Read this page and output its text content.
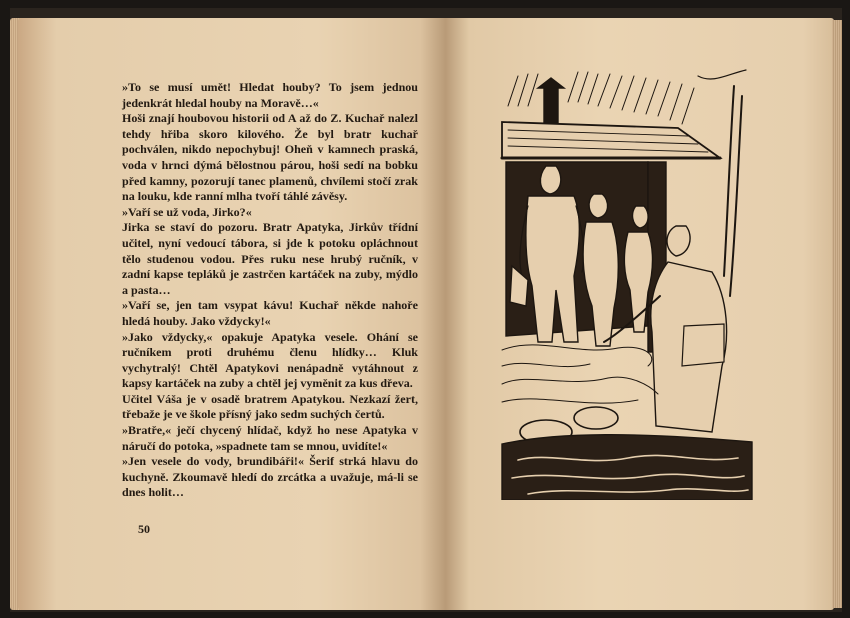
»To se musí umět! Hledat houby? To jsem jednou jedenkrát hledal houby na Moravě…«

Hoši znají houbovou historii od A až do Z. Kuchař nalezl tehdy hřiba skoro kilového. Že byl bratr kuchař pochválen, nikdo nepochybuj! Oheň v kamnech praská, voda v hrnci dýmá bělostnou párou, hoši sedí na bobku před kamny, pozorují tanec plamenů, chvílemi stočí zrak na louku, kde ranní mlha tvoří táhlé závěsy.

»Vaří se už voda, Jirko?«

Jirka se staví do pozoru. Bratr Apatyka, Jirkův třídní učitel, nyní vedoucí tábora, si jde k potoku opláchnout tělo studenou vodou. Přes ruku nese hrubý ručník, v zadní kapse tepláků je zastrčen kartáček na zuby, mýdlo a pasta…

»Vaří se, jen tam vsypat kávu! Kuchař někde nahoře hledá houby. Jako vždycky!«

»Jako vždycky,« opakuje Apatyka vesele. Ohání se ručníkem proti druhému členu hlídky… Kluk vychytralý! Chtěl Apatykovi nenápadně vytáhnout z kapsy kartáček na zuby a chtěl jej vyměnit za kus dřeva.

Učitel Váša je v osadě bratrem Apatykou. Nezkazí žert, třebaže je ve škole přísný jako sedm suchých čertů.

»Bratře,« ječí chycený hlídač, když ho nese Apatyka v náručí do potoka, »spadnete tam se mnou, uvidíte!«

»Jen vesele do vody, brundibáři!« Šerif strká hlavu do kuchyně. Zkoumavě hledí do zrcátka a uvažuje, má-li se dnes holit…

50
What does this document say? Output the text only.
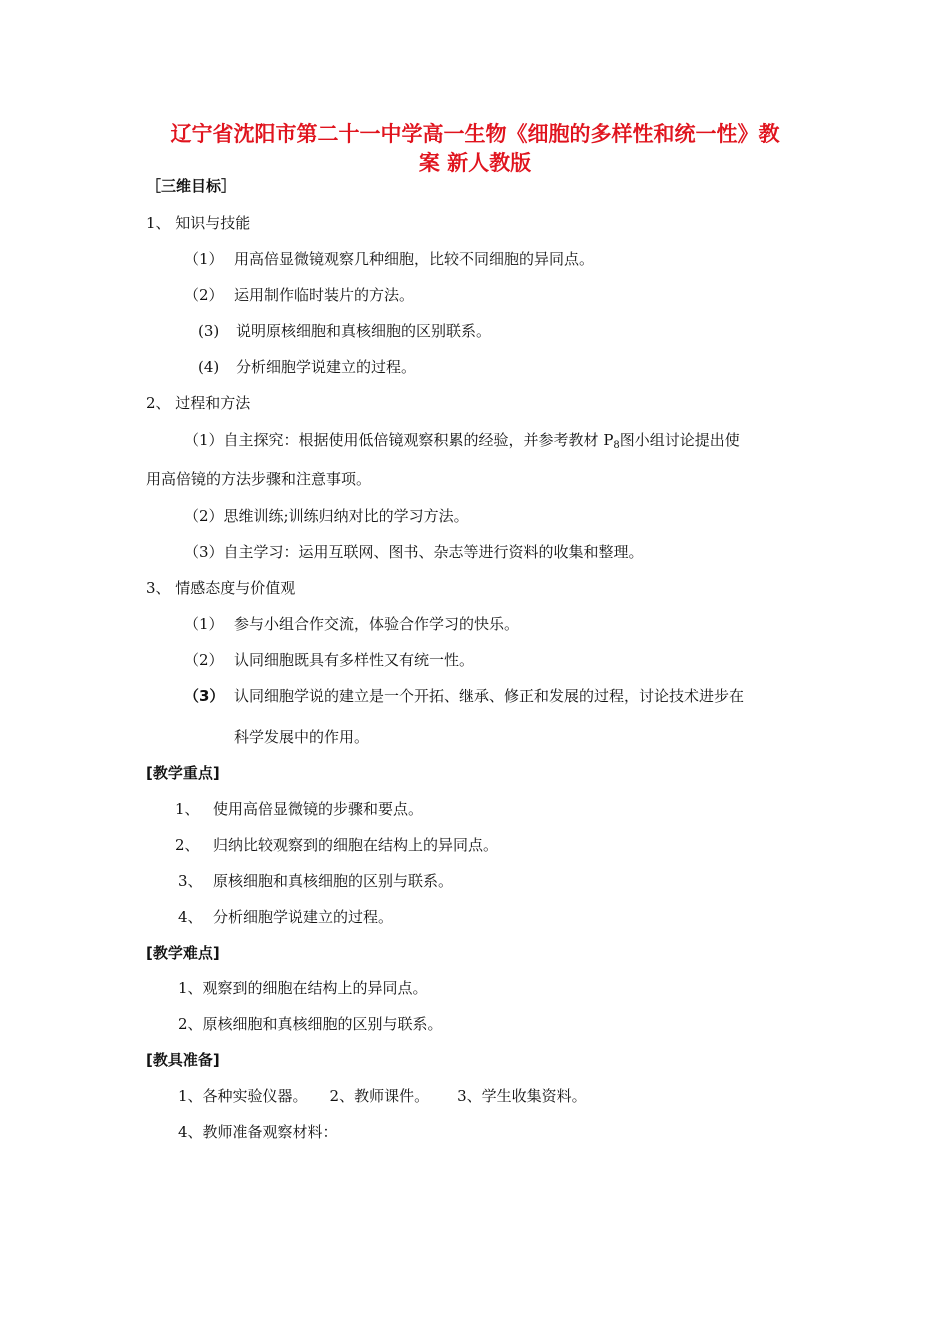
辽宁省沈阳市第二十一中学高一生物《细胞的多样性和统一性》教
案 新人教版
［三维目标］
1、 知识与技能
（1） 用高倍显微镜观察几种细胞，比较不同细胞的异同点。
（2） 运用制作临时装片的方法。
(3) 说明原核细胞和真核细胞的区别联系。
(4) 分析细胞学说建立的过程。
2、 过程和方法
（1）自主探究：根据使用低倍镜观察积累的经验，并参考教材 $P_8$图小组讨论提出使
用高倍镜的方法步骤和注意事项。
（2）思维训练;训练归纳对比的学习方法。
（3）自主学习：运用互联网、图书、杂志等进行资料的收集和整理。
3、 情感态度与价值观
（1） 参与小组合作交流，体验合作学习的快乐。
（2） 认同细胞既具有多样性又有统一性。
（3） 认同细胞学说的建立是一个开拓、继承、修正和发展的过程，讨论技术进步在
科学发展中的作用。
[教学重点]
1、 使用高倍显微镜的步骤和要点。
2、 归纳比较观察到的细胞在结构上的异同点。
3、 原核细胞和真核细胞的区别与联系。
4、 分析细胞学说建立的过程。
[教学难点]
1、观察到的细胞在结构上的异同点。
2、原核细胞和真核细胞的区别与联系。
[教具准备]
1、各种实验仪器。 2、教师课件。 3、学生收集资料。
4、教师准备观察材料：
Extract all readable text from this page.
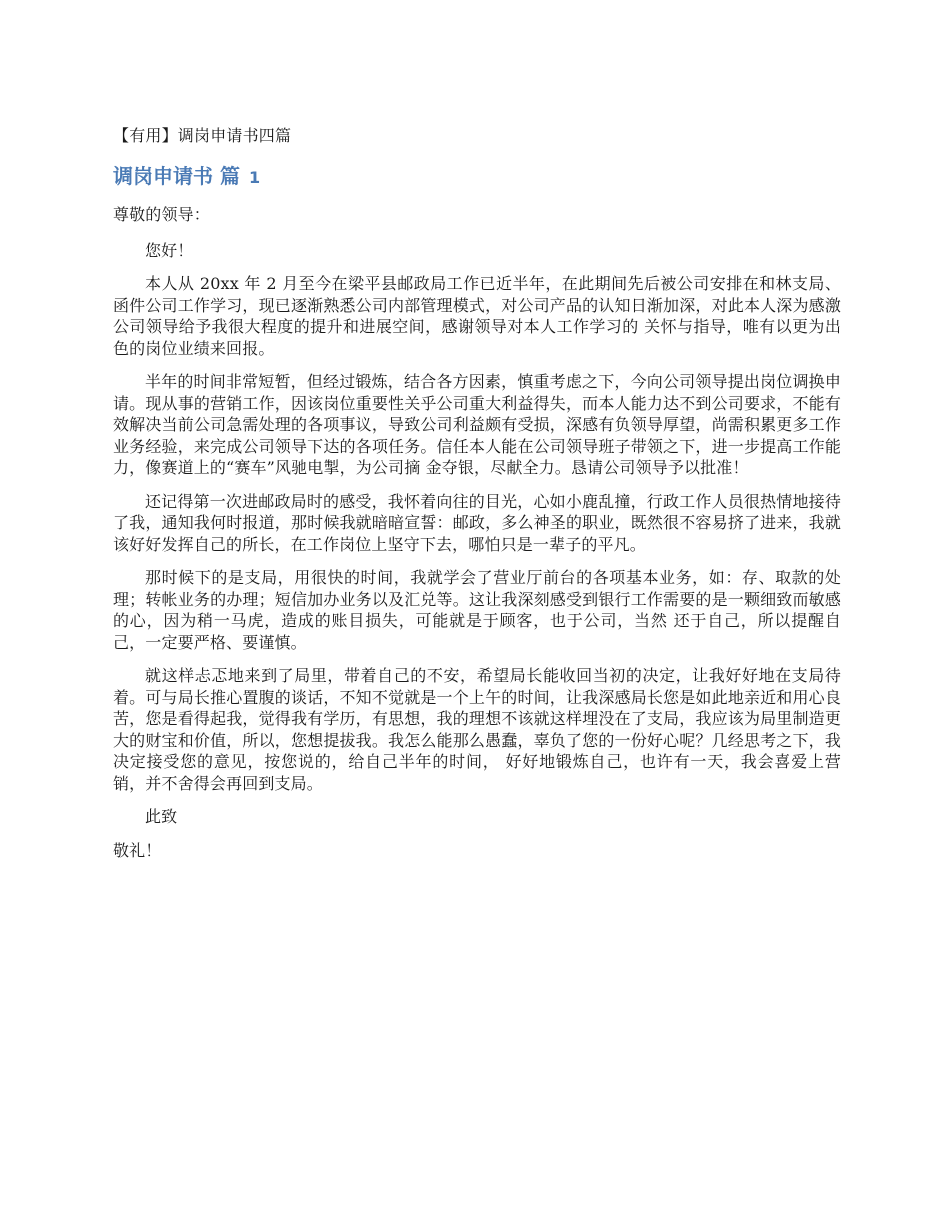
【有用】调岗申请书四篇
调岗申请书 篇 1
尊敬的领导：
您好！
本人从 20xx 年 2 月至今在梁平县邮政局工作已近半年，在此期间先后被公司安排在和林支局、函件公司工作学习，现已逐渐熟悉公司内部管理模式，对公司产品的认知日渐加深，对此本人深为感激公司领导给予我很大程度的提升和进展空间，感谢领导对本人工作学习的 关怀与指导，唯有以更为出色的岗位业绩来回报。
半年的时间非常短暂，但经过锻炼，结合各方因素，慎重考虑之下，今向公司领导提出岗位调换申请。现从事的营销工作，因该岗位重要性关乎公司重大利益得失，而本人能力达不到公司要求，不能有效解决当前公司急需处理的各项事议，导致公司利益颇有受损，深感有负领导厚望，尚需积累更多工作业务经验，来完成公司领导下达的各项任务。信任本人能在公司领导班子带领之下，进一步提高工作能力，像赛道上的“赛车”风驰电掣，为公司摘 金夺银，尽献全力。恳请公司领导予以批准！
还记得第一次进邮政局时的感受，我怀着向往的目光，心如小鹿乱撞，行政工作人员很热情地接待了我，通知我何时报道，那时候我就暗暗宣誓：邮政，多么神圣的职业，既然很不容易挤了进来，我就该好好发挥自己的所长，在工作岗位上坚守下去，哪怕只是一辈子的平凡。
那时候下的是支局，用很快的时间，我就学会了营业厅前台的各项基本业务，如：存、取款的处理；转帐业务的办理；短信加办业务以及汇兑等。这让我深刻感受到银行工作需要的是一颗细致而敏感的心，因为稍一马虎，造成的账目损失，可能就是于顾客，也于公司，当然 还于自己，所以提醒自己，一定要严格、要谨慎。
就这样忐忑地来到了局里，带着自己的不安，希望局长能收回当初的决定，让我好好地在支局待着。可与局长推心置腹的谈话，不知不觉就是一个上午的时间，让我深感局长您是如此地亲近和用心良苦，您是看得起我，觉得我有学历，有思想，我的理想不该就这样埋没在了支局，我应该为局里制造更大的财宝和价值，所以，您想提拔我。我怎么能那么愚蠢，辜负了您的一份好心呢？几经思考之下，我决定接受您的意见，按您说的，给自己半年的时间， 好好地锻炼自己，也许有一天，我会喜爱上营销，并不舍得会再回到支局。
此致
敬礼！
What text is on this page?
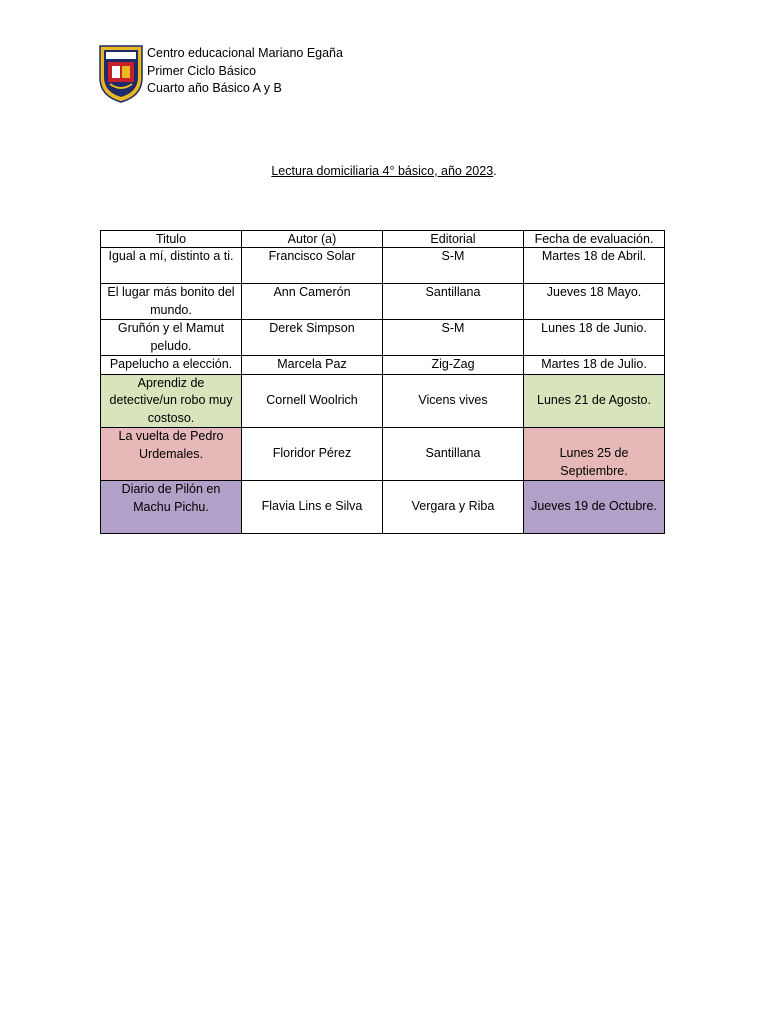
Centro educacional Mariano Egaña
Primer Ciclo Básico
Cuarto año Básico A y B
Lectura domiciliaria 4° básico, año 2023.
Titulo	Autor (a)	Editorial	Fecha de evaluación.
Igual a mí, distinto a ti.	Francisco Solar	S-M	Martes 18 de Abril.
El lugar más bonito del mundo.	Ann Camerón	Santillana	Jueves 18 Mayo.
Gruñón y el Mamut peludo.	Derek Simpson	S-M	Lunes 18 de Junio.
Papelucho a elección.	Marcela Paz	Zig-Zag	Martes 18 de Julio.
Aprendiz de detective/un robo muy costoso.	Cornell Woolrich	Vicens vives	Lunes 21 de Agosto.
La vuelta de Pedro Urdemales.	Floridor Pérez	Santillana	Lunes 25 de Septiembre.
Diario de Pilón en Machu Pichu.	Flavia Lins e Silva	Vergara y Riba	Jueves 19 de Octubre.
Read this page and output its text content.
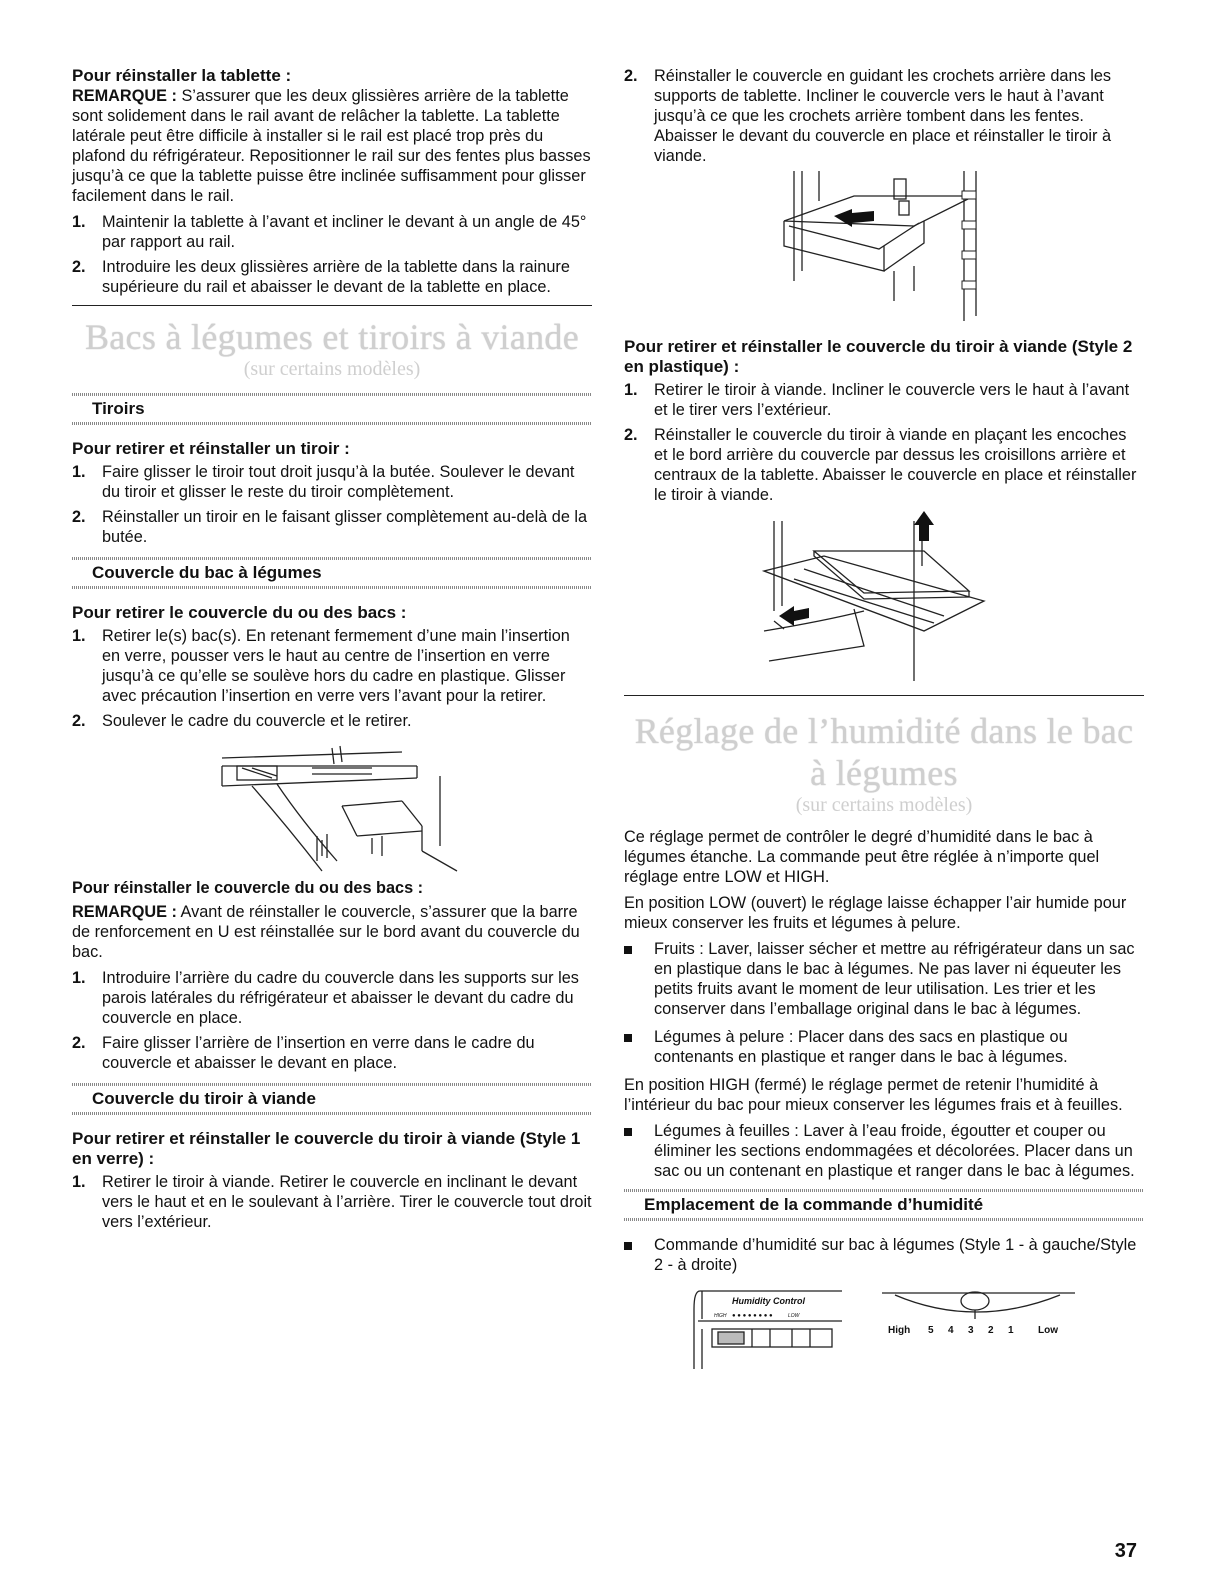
Pour réinstaller la tablette :

REMARQUE : S’assurer que les deux glissières arrière de la tablette sont solidement dans le rail avant de relâcher la tablette. La tablette latérale peut être difficile à installer si le rail est placé trop près du plafond du réfrigérateur. Repositionner le rail sur des fentes plus basses jusqu’à ce que la tablette puisse être inclinée suffisamment pour glisser facilement dans le rail.

1. Maintenir la tablette à l’avant et incliner le devant à un angle de 45° par rapport au rail.
2. Introduire les deux glissières arrière de la tablette dans la rainure supérieure du rail et abaisser le devant de la tablette en place.
Bacs à légumes et tiroirs à viande
(sur certains modèles)
Tiroirs
Pour retirer et réinstaller un tiroir :
1. Faire glisser le tiroir tout droit jusqu’à la butée. Soulever le devant du tiroir et glisser le reste du tiroir complètement.
2. Réinstaller un tiroir en le faisant glisser complètement au-delà de la butée.
Couvercle du bac à légumes
Pour retirer le couvercle du ou des bacs :
1. Retirer le(s) bac(s). En retenant fermement d’une main l’insertion en verre, pousser vers le haut au centre de l’insertion en verre jusqu’à ce qu’elle se soulève hors du cadre en plastique. Glisser avec précaution l’insertion en verre vers l’avant pour la retirer.
2. Soulever le cadre du couvercle et le retirer.
Pour réinstaller le couvercle du ou des bacs :

REMARQUE : Avant de réinstaller le couvercle, s’assurer que la barre de renforcement en U est réinstallée sur le bord avant du couvercle du bac.

1. Introduire l’arrière du cadre du couvercle dans les supports sur les parois latérales du réfrigérateur et abaisser le devant du cadre du couvercle en place.
2. Faire glisser l’arrière de l’insertion en verre dans le cadre du couvercle et abaisser le devant en place.
Couvercle du tiroir à viande
Pour retirer et réinstaller le couvercle du tiroir à viande (Style 1 en verre) :
1. Retirer le tiroir à viande. Retirer le couvercle en inclinant le devant vers le haut et en le soulevant à l’arrière. Tirer le couvercle tout droit vers l’extérieur.
2. Réinstaller le couvercle en guidant les crochets arrière dans les supports de tablette. Incliner le couvercle vers le haut à l’avant jusqu’à ce que les crochets arrière tombent dans les fentes. Abaisser le devant du couvercle en place et réinstaller le tiroir à viande.
Pour retirer et réinstaller le couvercle du tiroir à viande (Style 2 en plastique) :
1. Retirer le tiroir à viande. Incliner le couvercle vers le haut à l’avant et le tirer vers l’extérieur.
2. Réinstaller le couvercle du tiroir à viande en plaçant les encoches et le bord arrière du couvercle par dessus les croisillons arrière et centraux de la tablette. Abaisser le couvercle en place et réinstaller le tiroir à viande.
Réglage de l’humidité dans le bac à légumes
(sur certains modèles)

Ce réglage permet de contrôler le degré d’humidité dans le bac à légumes étanche. La commande peut être réglée à n’importe quel réglage entre LOW et HIGH.

En position LOW (ouvert) le réglage laisse échapper l’air humide pour mieux conserver les fruits et légumes à pelure.

Fruits : Laver, laisser sécher et mettre au réfrigérateur dans un sac en plastique dans le bac à légumes. Ne pas laver ni équeuter les petits fruits avant le moment de leur utilisation. Les trier et les conserver dans l’emballage original dans le bac à légumes.
Légumes à pelure : Placer dans des sacs en plastique ou contenants en plastique et ranger dans le bac à légumes.

En position HIGH (fermé) le réglage permet de retenir l’humidité à l’intérieur du bac pour mieux conserver les légumes frais et à feuilles.

Légumes à feuilles : Laver à l’eau froide, égoutter et couper ou éliminer les sections endommagées et décolorées. Placer dans un sac ou un contenant en plastique et ranger dans le bac à légumes.
Emplacement de la commande d’humidité
Commande d’humidité sur bac à légumes (Style 1 - à gauche/Style 2 - à droite)
Humidity Control
HIGH ● ● ● ● ● ● ● ●	LOW
High 5 4 3 2 1 Low
37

* **Objective**:
Pull every line containing the word "Jueves" out of the material.

* **Correct result**:
El lugar más bonito del mundo.	Ann Camerón	Santillana	Jueves 18 Mayo.
Diario de Pilón en Machu Pichu.	Flavia Lins e Silva	Vergara y Riba	Jueves 19 de Octubre.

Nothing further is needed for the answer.